# Start of Data section

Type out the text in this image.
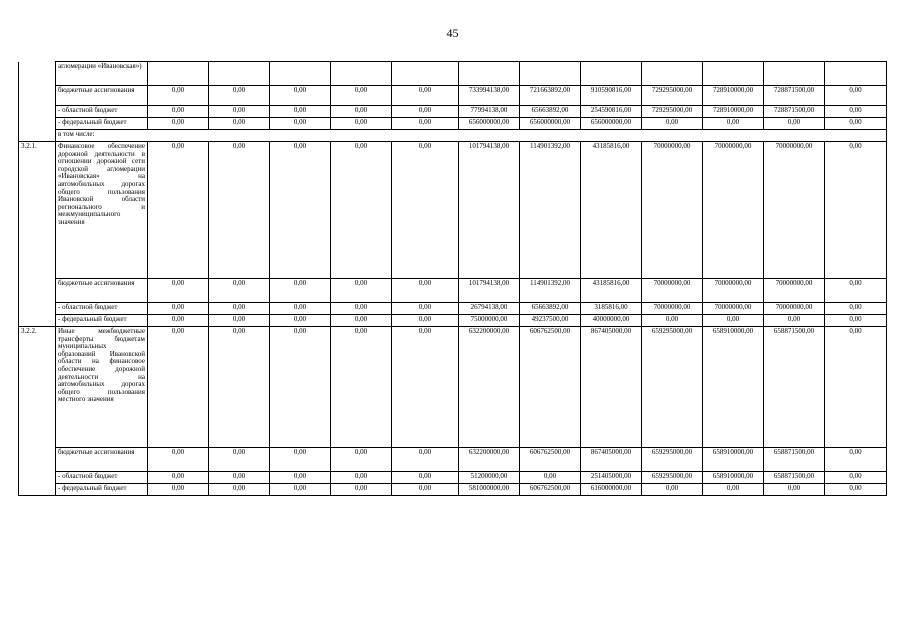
45
	агломерации «Ивановская»)												
	бюджетные ассигнования	0,00	0,00	0,00	0,00	0,00	733994138,00	721663892,00	910590816,00	729295000,00	728910000,00	728871500,00	0,00
	- областной бюджет	0,00	0,00	0,00	0,00	0,00	77994138,00	65663892,00	254590816,00	729295000,00	728910000,00	728871500,00	0,00
	- федеральный бюджет	0,00	0,00	0,00	0,00	0,00	656000000,00	656000000,00	656000000,00	0,00	0,00	0,00	0,00
	в том числе:												
3.2.1.	Финансовое обеспечение дорожной деятельности в отношении дорожной сети городской агломерации «Ивановская» на автомобильных дорогах общего пользования Ивановской области регионального и межмуниципального значения	0,00	0,00	0,00	0,00	0,00	101794138,00	114901392,00	43185816,00	70000000,00	70000000,00	70000000,00	0,00
	бюджетные ассигнования	0,00	0,00	0,00	0,00	0,00	101794138,00	114901392,00	43185816,00	70000000,00	70000000,00	70000000,00	0,00
	- областной бюджет	0,00	0,00	0,00	0,00	0,00	26794138,00	65663892,00	3185816,00	70000000,00	70000000,00	70000000,00	0,00
	- федеральный бюджет	0,00	0,00	0,00	0,00	0,00	75000000,00	49237500,00	40000000,00	0,00	0,00	0,00	0,00
3.2.2.	Иные межбюджетные трансферты бюджетам муниципальных образований Ивановской области на финансовое обеспечение дорожной деятельности на автомобильных дорогах общего пользования местного значения	0,00	0,00	0,00	0,00	0,00	632200000,00	606762500,00	867405000,00	659295000,00	658910000,00	658871500,00	0,00
	бюджетные ассигнования	0,00	0,00	0,00	0,00	0,00	632200000,00	606762500,00	867405000,00	659295000,00	658910000,00	658871500,00	0,00
	- областной бюджет	0,00	0,00	0,00	0,00	0,00	51200000,00	0,00	251405000,00	659295000,00	658910000,00	658871500,00	0,00
	- федеральный бюджет	0,00	0,00	0,00	0,00	0,00	581000000,00	606762500,00	616000000,00	0,00	0,00	0,00	0,00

# End of Data section

▶ [Problem description]: Go through the data above and transcribe it in full, omitting any image.

▶ [Answer to the exercise]:
Type out the text in this image.
45
	агломерации «Ивановская»)												
	бюджетные ассигнования	0,00	0,00	0,00	0,00	0,00	733994138,00	721663892,00	910590816,00	729295000,00	728910000,00	728871500,00	0,00
	- областной бюджет	0,00	0,00	0,00	0,00	0,00	77994138,00	65663892,00	254590816,00	729295000,00	728910000,00	728871500,00	0,00
	- федеральный бюджет	0,00	0,00	0,00	0,00	0,00	656000000,00	656000000,00	656000000,00	0,00	0,00	0,00	0,00
	в том числе:												
3.2.1.	Финансовое обеспечение дорожной деятельности в отношении дорожной сети городской агломерации «Ивановская» на автомобильных дорогах общего пользования Ивановской области регионального и межмуниципального значения	0,00	0,00	0,00	0,00	0,00	101794138,00	114901392,00	43185816,00	70000000,00	70000000,00	70000000,00	0,00
	бюджетные ассигнования	0,00	0,00	0,00	0,00	0,00	101794138,00	114901392,00	43185816,00	70000000,00	70000000,00	70000000,00	0,00
	- областной бюджет	0,00	0,00	0,00	0,00	0,00	26794138,00	65663892,00	3185816,00	70000000,00	70000000,00	70000000,00	0,00
	- федеральный бюджет	0,00	0,00	0,00	0,00	0,00	75000000,00	49237500,00	40000000,00	0,00	0,00	0,00	0,00
3.2.2.	Иные межбюджетные трансферты бюджетам муниципальных образований Ивановской области на финансовое обеспечение дорожной деятельности на автомобильных дорогах общего пользования местного значения	0,00	0,00	0,00	0,00	0,00	632200000,00	606762500,00	867405000,00	659295000,00	658910000,00	658871500,00	0,00
	бюджетные ассигнования	0,00	0,00	0,00	0,00	0,00	632200000,00	606762500,00	867405000,00	659295000,00	658910000,00	658871500,00	0,00
	- областной бюджет	0,00	0,00	0,00	0,00	0,00	51200000,00	0,00	251405000,00	659295000,00	658910000,00	658871500,00	0,00
	- федеральный бюджет	0,00	0,00	0,00	0,00	0,00	581000000,00	606762500,00	616000000,00	0,00	0,00	0,00	0,00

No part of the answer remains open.